• **STATED PROBLEM**
Set the listing down again in full, word for word, with the pictures left out.

---------- INFORMATION SUPPLIED

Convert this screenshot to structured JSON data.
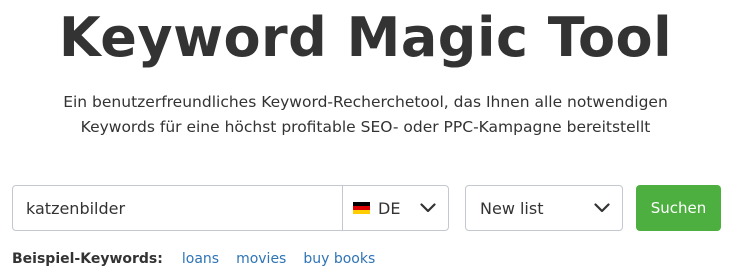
{
  "header": {
    "title": "Keyword Magic Tool",
    "subtitle_line1": "Ein benutzerfreundliches Keyword-Recherchetool, das Ihnen alle notwendigen",
    "subtitle_line2": "Keywords für eine höchst profitable SEO- oder PPC-Kampagne bereitstellt"
  },
  "search": {
    "value": "katzenbilder",
    "placeholder": "",
    "database": {
      "selected": "DE",
      "flag_icon": "germany-flag-icon",
      "flag_colors": [
        "#000000",
        "#dd0000",
        "#ffce00"
      ]
    },
    "list": {
      "selected": "New list"
    },
    "button_label": "Suchen"
  },
  "examples": {
    "label": "Beispiel-Keywords:",
    "keywords": [
      "loans",
      "movies",
      "buy books"
    ]
  },
  "colors": {
    "accent": "#4caf3f",
    "link": "#2f74b5",
    "text": "#333333",
    "border": "#c4c7cf"
  }
}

--------------------

• **SOLUTION TO THIS TASK**
Convert this screenshot to structured JSON data.
{
  "header": {
    "title": "Keyword Magic Tool",
    "subtitle_line1": "Ein benutzerfreundliches Keyword-Recherchetool, das Ihnen alle notwendigen",
    "subtitle_line2": "Keywords für eine höchst profitable SEO- oder PPC-Kampagne bereitstellt"
  },
  "search": {
    "value": "katzenbilder",
    "placeholder": "",
    "database": {
      "selected": "DE",
      "flag_icon": "germany-flag-icon",
      "flag_colors": [
        "#000000",
        "#dd0000",
        "#ffce00"
      ]
    },
    "list": {
      "selected": "New list"
    },
    "button_label": "Suchen"
  },
  "examples": {
    "label": "Beispiel-Keywords:",
    "keywords": [
      "loans",
      "movies",
      "buy books"
    ]
  },
  "colors": {
    "accent": "#4caf3f",
    "link": "#2f74b5",
    "text": "#333333",
    "border": "#c4c7cf"
  }
}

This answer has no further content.